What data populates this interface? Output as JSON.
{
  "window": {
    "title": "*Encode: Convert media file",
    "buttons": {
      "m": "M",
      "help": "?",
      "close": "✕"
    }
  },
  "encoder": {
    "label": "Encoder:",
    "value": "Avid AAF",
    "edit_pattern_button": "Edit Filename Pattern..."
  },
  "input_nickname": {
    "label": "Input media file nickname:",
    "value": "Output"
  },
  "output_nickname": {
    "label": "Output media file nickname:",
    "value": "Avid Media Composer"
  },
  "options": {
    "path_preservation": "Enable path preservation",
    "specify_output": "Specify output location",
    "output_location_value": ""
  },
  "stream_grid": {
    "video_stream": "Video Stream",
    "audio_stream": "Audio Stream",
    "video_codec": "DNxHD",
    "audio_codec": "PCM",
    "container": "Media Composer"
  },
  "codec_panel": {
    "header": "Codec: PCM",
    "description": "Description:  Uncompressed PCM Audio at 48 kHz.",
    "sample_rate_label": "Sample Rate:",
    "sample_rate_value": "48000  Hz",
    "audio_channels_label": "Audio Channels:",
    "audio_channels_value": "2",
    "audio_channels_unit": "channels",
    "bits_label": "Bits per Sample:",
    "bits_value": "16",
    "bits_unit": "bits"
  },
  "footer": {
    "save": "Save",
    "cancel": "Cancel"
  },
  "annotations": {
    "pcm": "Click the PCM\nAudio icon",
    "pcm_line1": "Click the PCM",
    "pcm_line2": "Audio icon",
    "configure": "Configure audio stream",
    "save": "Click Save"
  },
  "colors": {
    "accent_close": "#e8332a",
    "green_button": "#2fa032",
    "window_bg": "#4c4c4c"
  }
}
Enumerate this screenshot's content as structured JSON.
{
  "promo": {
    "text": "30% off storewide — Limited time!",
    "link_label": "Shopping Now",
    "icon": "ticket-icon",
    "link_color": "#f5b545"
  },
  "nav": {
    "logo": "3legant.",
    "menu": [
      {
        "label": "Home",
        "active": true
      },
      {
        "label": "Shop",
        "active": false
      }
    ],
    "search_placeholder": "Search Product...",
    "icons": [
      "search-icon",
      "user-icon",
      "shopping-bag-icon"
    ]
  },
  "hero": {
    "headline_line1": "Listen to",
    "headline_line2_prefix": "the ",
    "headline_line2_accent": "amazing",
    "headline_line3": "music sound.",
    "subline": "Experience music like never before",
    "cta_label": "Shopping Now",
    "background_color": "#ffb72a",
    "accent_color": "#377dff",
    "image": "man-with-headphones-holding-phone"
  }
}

Aim of the task:
Gather from the records above every line containing the string "this".

Complete output:
What data populates this interface? Output as JSON.
Enumerate this screenshot's content as structured JSON.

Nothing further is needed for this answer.